- _Exercise instructions_:
Rewrite the items below, changing every "underway" to "along-track" and leaving all other text as it stands.
====
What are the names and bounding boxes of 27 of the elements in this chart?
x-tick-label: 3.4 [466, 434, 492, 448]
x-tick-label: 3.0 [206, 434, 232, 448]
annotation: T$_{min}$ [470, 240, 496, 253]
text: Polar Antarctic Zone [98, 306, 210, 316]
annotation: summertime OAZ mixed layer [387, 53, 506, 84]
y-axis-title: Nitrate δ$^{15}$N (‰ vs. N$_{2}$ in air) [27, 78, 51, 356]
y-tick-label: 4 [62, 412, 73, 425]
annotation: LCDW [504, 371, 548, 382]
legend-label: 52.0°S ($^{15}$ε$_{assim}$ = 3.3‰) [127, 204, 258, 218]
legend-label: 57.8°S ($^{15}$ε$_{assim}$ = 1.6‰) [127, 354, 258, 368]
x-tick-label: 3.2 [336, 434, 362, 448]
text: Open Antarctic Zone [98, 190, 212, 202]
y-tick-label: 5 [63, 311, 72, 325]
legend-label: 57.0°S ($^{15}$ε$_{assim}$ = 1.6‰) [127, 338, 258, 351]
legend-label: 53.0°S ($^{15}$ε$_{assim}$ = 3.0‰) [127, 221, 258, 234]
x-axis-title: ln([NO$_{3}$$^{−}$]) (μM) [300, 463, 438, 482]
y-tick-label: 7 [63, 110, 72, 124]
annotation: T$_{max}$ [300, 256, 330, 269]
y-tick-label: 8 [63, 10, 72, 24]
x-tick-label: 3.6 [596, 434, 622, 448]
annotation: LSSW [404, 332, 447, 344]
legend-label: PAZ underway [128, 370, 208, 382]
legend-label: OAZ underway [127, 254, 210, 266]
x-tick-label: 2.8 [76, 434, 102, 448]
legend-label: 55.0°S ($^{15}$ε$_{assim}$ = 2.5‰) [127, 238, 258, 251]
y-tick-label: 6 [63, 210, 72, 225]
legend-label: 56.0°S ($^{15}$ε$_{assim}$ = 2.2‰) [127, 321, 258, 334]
====
- _Full response_:
What are the names and bounding boxes of 27 of the elements in this chart?
x-tick-label: 3.4 [466, 434, 492, 448]
x-tick-label: 3.0 [206, 434, 232, 448]
annotation: T$_{min}$ [470, 240, 496, 253]
text: Polar Antarctic Zone [98, 306, 210, 316]
annotation: summertime OAZ mixed layer [387, 53, 506, 84]
y-axis-title: Nitrate δ$^{15}$N (‰ vs. N$_{2}$ in air) [27, 78, 51, 356]
y-tick-label: 4 [62, 412, 73, 425]
annotation: LCDW [504, 371, 548, 382]
legend-label: 52.0°S ($^{15}$ε$_{assim}$ = 3.3‰) [127, 204, 258, 218]
legend-label: 57.8°S ($^{15}$ε$_{assim}$ = 1.6‰) [127, 354, 258, 368]
x-tick-label: 3.2 [336, 434, 362, 448]
text: Open Antarctic Zone [98, 190, 212, 202]
y-tick-label: 5 [63, 311, 72, 325]
legend-label: 57.0°S ($^{15}$ε$_{assim}$ = 1.6‰) [127, 338, 258, 351]
legend-label: 53.0°S ($^{15}$ε$_{assim}$ = 3.0‰) [127, 221, 258, 234]
x-axis-title: ln([NO$_{3}$$^{−}$]) (μM) [300, 463, 438, 482]
y-tick-label: 7 [63, 110, 72, 124]
annotation: T$_{max}$ [300, 256, 330, 269]
y-tick-label: 8 [63, 10, 72, 24]
x-tick-label: 3.6 [596, 434, 622, 448]
annotation: LSSW [404, 332, 447, 344]
legend-label: PAZ along-track [128, 370, 208, 382]
legend-label: OAZ along-track [127, 254, 210, 266]
x-tick-label: 2.8 [76, 434, 102, 448]
legend-label: 55.0°S ($^{15}$ε$_{assim}$ = 2.5‰) [127, 238, 258, 251]
y-tick-label: 6 [63, 210, 72, 225]
legend-label: 56.0°S ($^{15}$ε$_{assim}$ = 2.2‰) [127, 321, 258, 334]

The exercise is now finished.